* _Problem details_
Give nothing except the number of lines containing the word "ffffff".

* _Data provided_
************
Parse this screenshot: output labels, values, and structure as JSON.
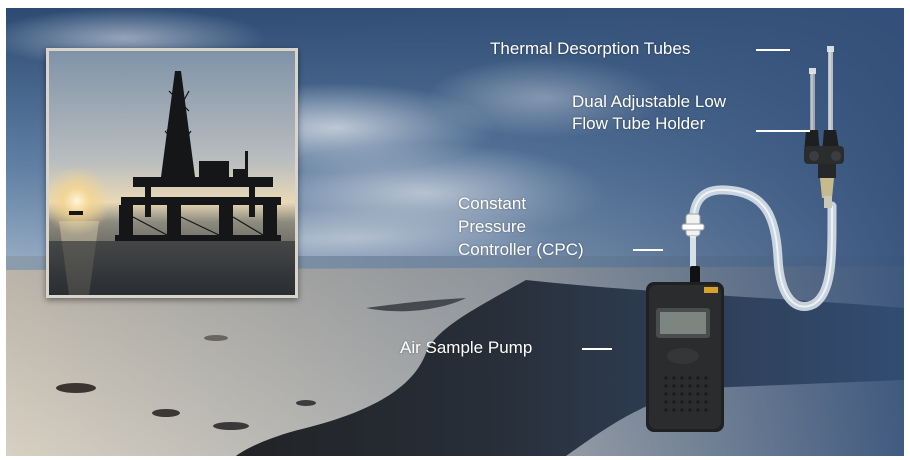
{
  "labels": {
    "thermal_tubes": "Thermal Desorption Tubes",
    "tube_holder_line1": "Dual Adjustable Low",
    "tube_holder_line2": "Flow Tube Holder",
    "cpc_line1": "Constant",
    "cpc_line2": "Pressure",
    "cpc_line3": "Controller (CPC)",
    "pump": "Air Sample Pump"
  },
  "icons": [
    "oil-rig-icon",
    "air-sample-pump-icon",
    "thermal-tube-icon",
    "tube-holder-icon",
    "cpc-icon"
  ],
  "colors": {
    "label_text": "#ffffff",
    "sky_top": "#2e4a73",
    "sand": "#c9c1b3",
    "oil_slick": "#1a1612"
  }
}
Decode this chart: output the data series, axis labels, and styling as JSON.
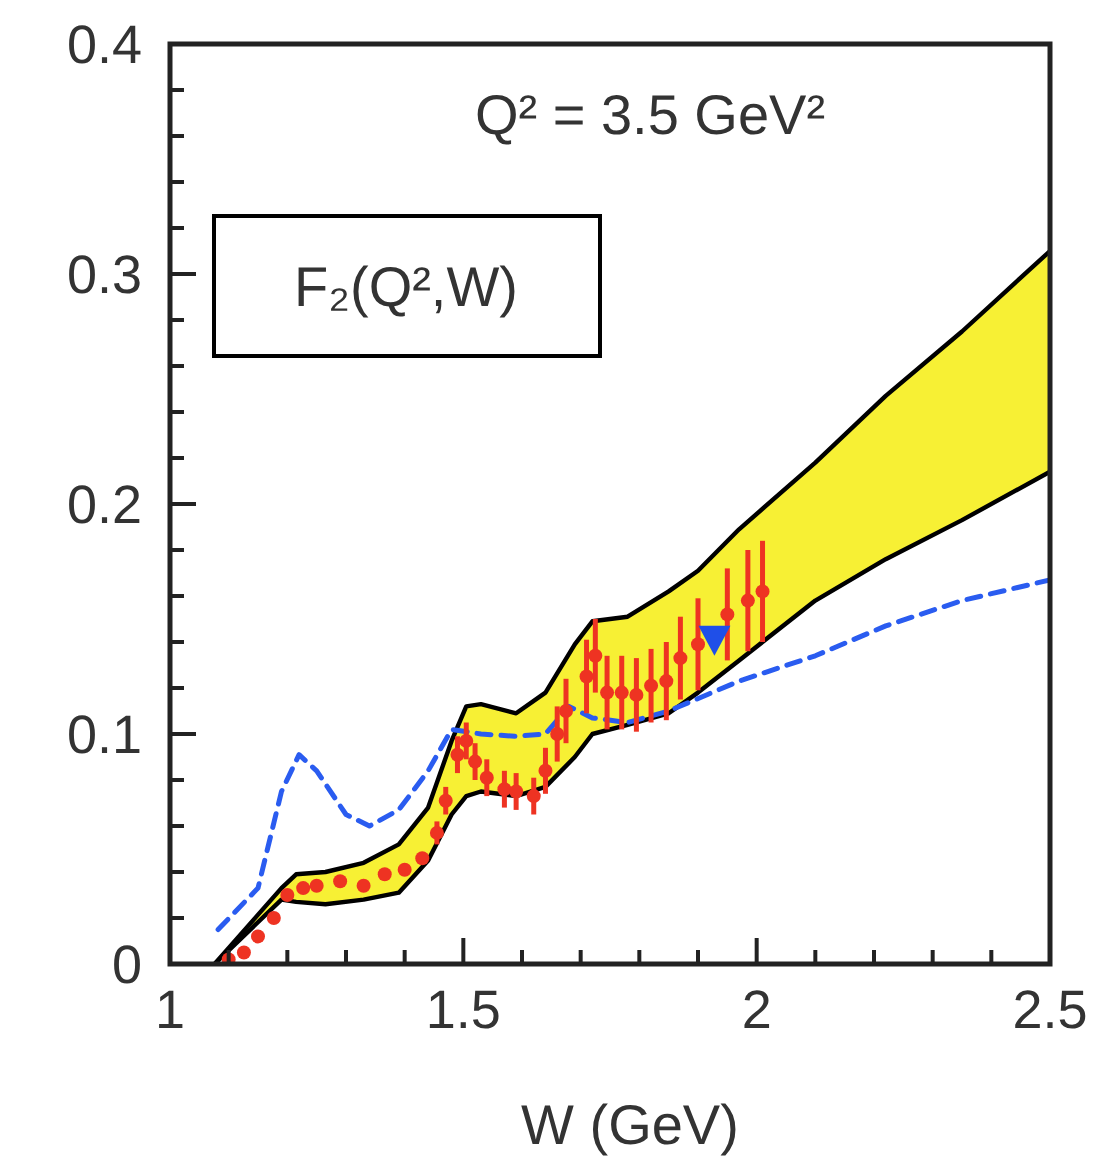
{
  "chart_data": {
    "type": "line",
    "title": "Q² = 3.5 GeV²",
    "xlabel": "W (GeV)",
    "annotations": [
      "F₂(Q²,W)"
    ],
    "xlim": [
      1,
      2.5
    ],
    "ylim": [
      0,
      0.4
    ],
    "xticks": [
      1,
      {
        "value": 1.1,
        "label": null
      },
      {
        "value": 1.2,
        "label": null
      },
      {
        "value": 1.3,
        "label": null
      },
      {
        "value": 1.4,
        "label": null
      },
      1.5,
      {
        "value": 1.6,
        "label": null
      },
      {
        "value": 1.7,
        "label": null
      },
      {
        "value": 1.8,
        "label": null
      },
      {
        "value": 1.9,
        "label": null
      },
      2,
      {
        "value": 2.1,
        "label": null
      },
      {
        "value": 2.2,
        "label": null
      },
      {
        "value": 2.3,
        "label": null
      },
      {
        "value": 2.4,
        "label": null
      },
      2.5
    ],
    "yticks": [
      0,
      {
        "value": 0.02,
        "label": null
      },
      {
        "value": 0.04,
        "label": null
      },
      {
        "value": 0.06,
        "label": null
      },
      {
        "value": 0.08,
        "label": null
      },
      0.1,
      {
        "value": 0.12,
        "label": null
      },
      {
        "value": 0.14,
        "label": null
      },
      {
        "value": 0.16,
        "label": null
      },
      {
        "value": 0.18,
        "label": null
      },
      0.2,
      {
        "value": 0.22,
        "label": null
      },
      {
        "value": 0.24,
        "label": null
      },
      {
        "value": 0.26,
        "label": null
      },
      {
        "value": 0.28,
        "label": null
      },
      0.3,
      {
        "value": 0.32,
        "label": null
      },
      {
        "value": 0.34,
        "label": null
      },
      {
        "value": 0.36,
        "label": null
      },
      {
        "value": 0.38,
        "label": null
      },
      0.4
    ],
    "series": [
      {
        "type": "line",
        "color": "#000000",
        "marker": "none",
        "line_style": "solid",
        "x": [
          1.076,
          1.19,
          1.215,
          1.265,
          1.33,
          1.39,
          1.44,
          1.48,
          1.505,
          1.53,
          1.59,
          1.64,
          1.69,
          1.72,
          1.78,
          1.85,
          1.9,
          1.97,
          2.1,
          2.22,
          2.35,
          2.5
        ],
        "values": [
          0,
          0.033,
          0.039,
          0.04,
          0.044,
          0.052,
          0.068,
          0.097,
          0.112,
          0.113,
          0.109,
          0.118,
          0.139,
          0.149,
          0.151,
          0.162,
          0.171,
          0.189,
          0.218,
          0.247,
          0.275,
          0.31
        ]
      },
      {
        "type": "line",
        "color": "#000000",
        "marker": "none",
        "line_style": "solid",
        "x": [
          1.076,
          1.19,
          1.215,
          1.265,
          1.33,
          1.39,
          1.44,
          1.48,
          1.505,
          1.53,
          1.59,
          1.64,
          1.69,
          1.72,
          1.78,
          1.85,
          1.9,
          1.97,
          2.1,
          2.22,
          2.35,
          2.5
        ],
        "values": [
          0,
          0.028,
          0.027,
          0.026,
          0.028,
          0.031,
          0.045,
          0.065,
          0.073,
          0.075,
          0.073,
          0.077,
          0.09,
          0.1,
          0.104,
          0.109,
          0.118,
          0.132,
          0.158,
          0.176,
          0.193,
          0.214
        ]
      },
      {
        "color": "#2a5cf0",
        "marker": "none",
        "line_style": "dashed",
        "x": [
          1.082,
          1.15,
          1.19,
          1.22,
          1.25,
          1.3,
          1.34,
          1.39,
          1.44,
          1.48,
          1.53,
          1.59,
          1.64,
          1.68,
          1.72,
          1.78,
          1.85,
          1.97,
          2.1,
          2.22,
          2.35,
          2.5
        ],
        "values": [
          0.015,
          0.033,
          0.075,
          0.091,
          0.084,
          0.065,
          0.06,
          0.067,
          0.084,
          0.102,
          0.1,
          0.099,
          0.1,
          0.112,
          0.107,
          0.105,
          0.11,
          0.123,
          0.134,
          0.147,
          0.158,
          0.167
        ]
      },
      {
        "type": "scatter",
        "color": "#ee3322",
        "marker": "circle",
        "x": [
          1.1,
          1.126,
          1.15,
          1.177,
          1.2,
          1.227,
          1.25,
          1.29,
          1.33,
          1.366,
          1.4,
          1.43,
          1.455,
          1.47,
          1.49,
          1.505,
          1.52,
          1.54,
          1.57,
          1.59,
          1.62,
          1.64,
          1.66,
          1.675,
          1.71,
          1.725,
          1.745,
          1.77,
          1.795,
          1.82,
          1.846,
          1.87,
          1.9,
          1.95,
          1.985,
          2.01
        ],
        "values": [
          0.002,
          0.005,
          0.012,
          0.02,
          0.03,
          0.033,
          0.034,
          0.036,
          0.034,
          0.039,
          0.041,
          0.046,
          0.057,
          0.071,
          0.091,
          0.097,
          0.088,
          0.081,
          0.076,
          0.075,
          0.073,
          0.084,
          0.1,
          0.11,
          0.125,
          0.134,
          0.118,
          0.118,
          0.117,
          0.121,
          0.123,
          0.133,
          0.139,
          0.152,
          0.158,
          0.162
        ],
        "errors": [
          null,
          null,
          null,
          null,
          null,
          null,
          null,
          null,
          null,
          null,
          null,
          null,
          0.005,
          0.006,
          0.008,
          0.008,
          0.008,
          0.008,
          0.008,
          0.008,
          0.008,
          0.01,
          0.012,
          0.014,
          0.016,
          0.016,
          0.016,
          0.016,
          0.016,
          0.016,
          0.017,
          0.018,
          0.02,
          0.02,
          0.022,
          0.022
        ]
      },
      {
        "type": "scatter",
        "color": "#1f4fe8",
        "marker": "triangle",
        "x": [
          1.928
        ],
        "values": [
          0.141
        ]
      }
    ]
  }
}
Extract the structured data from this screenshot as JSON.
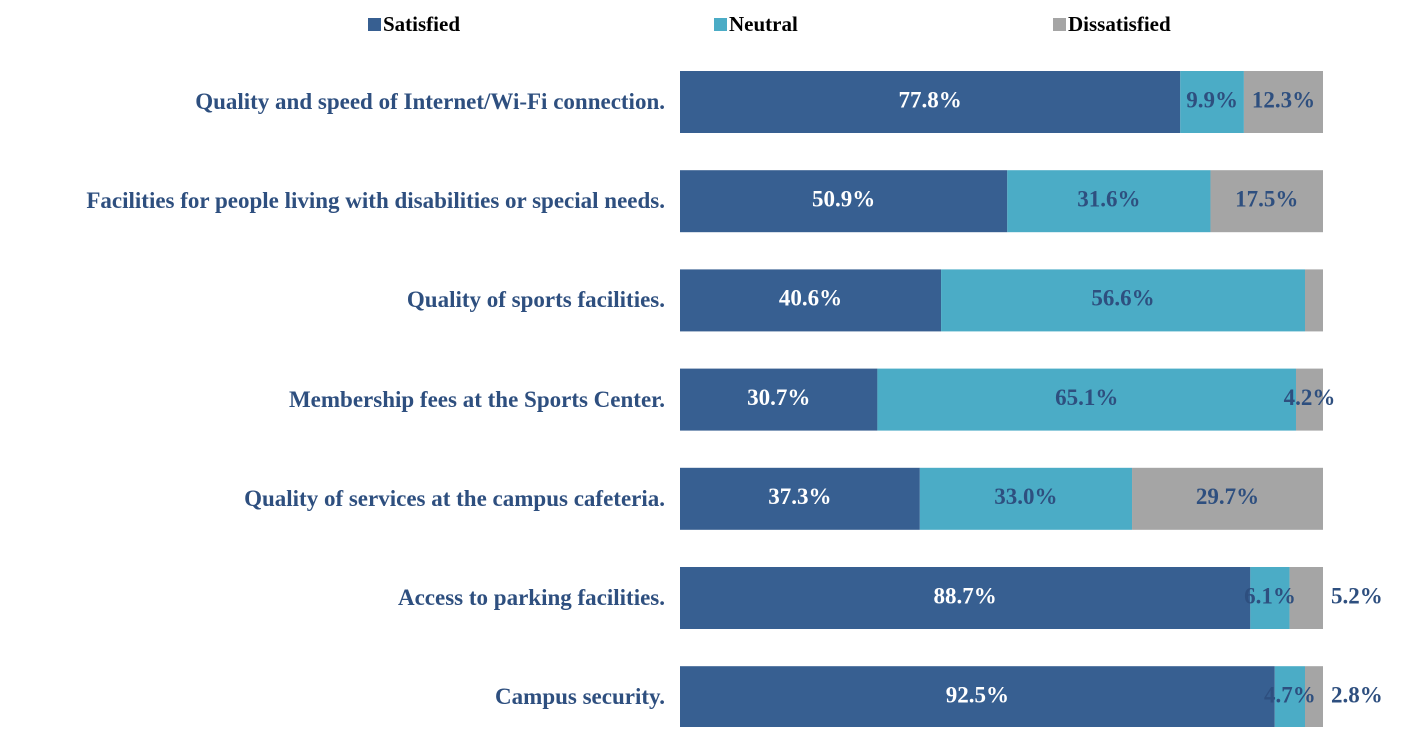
{
  "chart_data": {
    "type": "stacked-bar-horizontal",
    "categories": [
      "Quality and speed of Internet/Wi-Fi connection.",
      "Facilities for people living with disabilities or special needs.",
      "Quality of sports facilities.",
      "Membership fees at the Sports Center.",
      "Quality of services at the campus cafeteria.",
      "Access to parking facilities.",
      "Campus security."
    ],
    "xlim": [
      0,
      100
    ],
    "legend": "top",
    "series": [
      {
        "name": "Satisfied",
        "color": "#375f91",
        "label_color": "#ffffff",
        "values": [
          77.8,
          50.9,
          40.6,
          30.7,
          37.3,
          88.7,
          92.5
        ],
        "value_labels": [
          "77.8%",
          "50.9%",
          "40.6%",
          "30.7%",
          "37.3%",
          "88.7%",
          "92.5%"
        ]
      },
      {
        "name": "Neutral",
        "color": "#4bacc6",
        "label_color": "#2e4f7f",
        "values": [
          9.9,
          31.6,
          56.6,
          65.1,
          33.0,
          6.1,
          4.7
        ],
        "value_labels": [
          "9.9%",
          "31.6%",
          "56.6%",
          "65.1%",
          "33.0%",
          "6.1%",
          "4.7%"
        ]
      },
      {
        "name": "Dissatisfied",
        "color": "#a5a5a5",
        "label_color": "#2e4f7f",
        "values": [
          12.3,
          17.5,
          2.8,
          4.2,
          29.7,
          5.2,
          2.8
        ],
        "value_labels": [
          "12.3%",
          "17.5%",
          null,
          "4.2%",
          "29.7%",
          "5.2%",
          "2.8%"
        ]
      }
    ]
  }
}
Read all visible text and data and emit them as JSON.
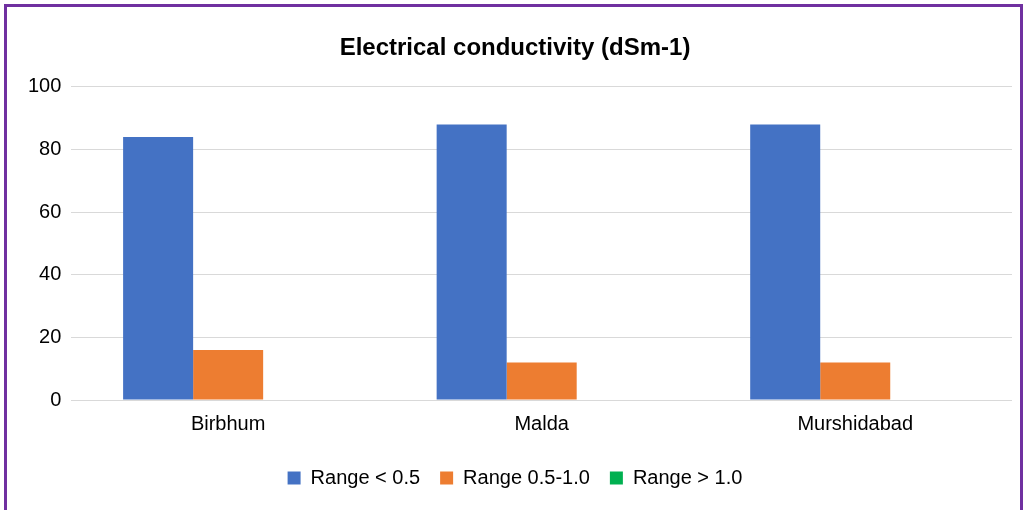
************
* _Reply to the exercise_
2